# start of Records for the task
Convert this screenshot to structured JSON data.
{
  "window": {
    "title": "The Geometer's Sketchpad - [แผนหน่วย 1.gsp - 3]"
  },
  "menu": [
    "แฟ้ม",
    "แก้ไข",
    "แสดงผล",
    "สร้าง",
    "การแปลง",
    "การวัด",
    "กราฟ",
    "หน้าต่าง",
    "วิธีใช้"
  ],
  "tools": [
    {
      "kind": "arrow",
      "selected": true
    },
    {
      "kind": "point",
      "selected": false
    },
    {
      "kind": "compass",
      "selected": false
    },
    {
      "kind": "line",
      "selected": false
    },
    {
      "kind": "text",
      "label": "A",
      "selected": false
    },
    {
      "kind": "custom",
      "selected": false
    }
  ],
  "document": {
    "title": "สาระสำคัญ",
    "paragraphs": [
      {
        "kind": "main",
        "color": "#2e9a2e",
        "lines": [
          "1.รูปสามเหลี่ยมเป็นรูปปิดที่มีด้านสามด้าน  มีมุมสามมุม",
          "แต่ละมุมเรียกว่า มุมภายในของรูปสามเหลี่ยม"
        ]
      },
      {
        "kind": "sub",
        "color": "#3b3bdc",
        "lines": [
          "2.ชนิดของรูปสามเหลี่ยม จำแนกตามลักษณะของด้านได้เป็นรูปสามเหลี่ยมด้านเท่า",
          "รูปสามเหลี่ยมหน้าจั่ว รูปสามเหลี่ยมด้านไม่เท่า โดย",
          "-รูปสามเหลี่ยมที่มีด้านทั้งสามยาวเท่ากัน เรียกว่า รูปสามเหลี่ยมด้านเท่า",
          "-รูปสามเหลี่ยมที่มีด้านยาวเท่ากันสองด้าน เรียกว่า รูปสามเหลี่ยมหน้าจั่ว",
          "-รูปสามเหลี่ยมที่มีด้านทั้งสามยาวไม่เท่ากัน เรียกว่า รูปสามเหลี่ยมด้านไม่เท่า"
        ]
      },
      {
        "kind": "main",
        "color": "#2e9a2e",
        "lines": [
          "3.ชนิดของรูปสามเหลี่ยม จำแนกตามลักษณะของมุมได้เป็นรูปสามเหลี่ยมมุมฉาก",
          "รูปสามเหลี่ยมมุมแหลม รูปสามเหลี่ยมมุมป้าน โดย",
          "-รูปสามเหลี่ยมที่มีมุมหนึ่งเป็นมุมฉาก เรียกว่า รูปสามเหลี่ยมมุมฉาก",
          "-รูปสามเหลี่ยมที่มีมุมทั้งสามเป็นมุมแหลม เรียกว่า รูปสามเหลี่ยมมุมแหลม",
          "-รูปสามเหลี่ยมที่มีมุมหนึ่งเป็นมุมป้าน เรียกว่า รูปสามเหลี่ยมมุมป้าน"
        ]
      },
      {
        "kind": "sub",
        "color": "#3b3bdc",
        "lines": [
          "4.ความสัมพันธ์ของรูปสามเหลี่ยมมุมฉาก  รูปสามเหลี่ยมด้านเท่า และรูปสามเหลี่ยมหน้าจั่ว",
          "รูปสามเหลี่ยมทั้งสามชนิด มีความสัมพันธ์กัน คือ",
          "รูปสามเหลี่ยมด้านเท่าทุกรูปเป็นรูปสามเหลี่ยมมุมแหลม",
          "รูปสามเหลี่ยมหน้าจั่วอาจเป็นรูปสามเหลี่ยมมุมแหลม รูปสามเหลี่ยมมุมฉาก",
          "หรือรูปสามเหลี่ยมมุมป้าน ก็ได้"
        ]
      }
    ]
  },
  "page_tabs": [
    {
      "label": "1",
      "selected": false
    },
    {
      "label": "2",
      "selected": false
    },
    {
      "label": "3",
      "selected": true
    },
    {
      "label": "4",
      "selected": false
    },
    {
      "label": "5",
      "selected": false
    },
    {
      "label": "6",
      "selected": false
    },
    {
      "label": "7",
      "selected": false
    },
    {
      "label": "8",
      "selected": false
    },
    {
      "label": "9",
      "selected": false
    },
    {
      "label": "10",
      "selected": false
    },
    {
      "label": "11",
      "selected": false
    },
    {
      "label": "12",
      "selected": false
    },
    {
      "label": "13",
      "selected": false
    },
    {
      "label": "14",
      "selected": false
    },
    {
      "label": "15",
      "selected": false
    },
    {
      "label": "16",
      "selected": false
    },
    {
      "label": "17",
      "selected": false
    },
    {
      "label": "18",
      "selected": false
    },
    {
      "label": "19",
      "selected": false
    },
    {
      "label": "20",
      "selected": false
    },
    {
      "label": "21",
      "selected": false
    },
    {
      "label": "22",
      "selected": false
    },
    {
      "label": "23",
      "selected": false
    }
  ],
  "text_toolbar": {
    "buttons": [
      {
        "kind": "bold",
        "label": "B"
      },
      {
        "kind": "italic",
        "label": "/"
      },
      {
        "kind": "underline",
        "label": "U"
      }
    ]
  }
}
# end of Records for the task
_Aim_
In the records above, locate every line with the string "title" and copy it.

_Written solution_
    "title": "The Geometer's Sketchpad - [แผนหน่วย 1.gsp - 3]"
    "title": "สาระสำคัญ",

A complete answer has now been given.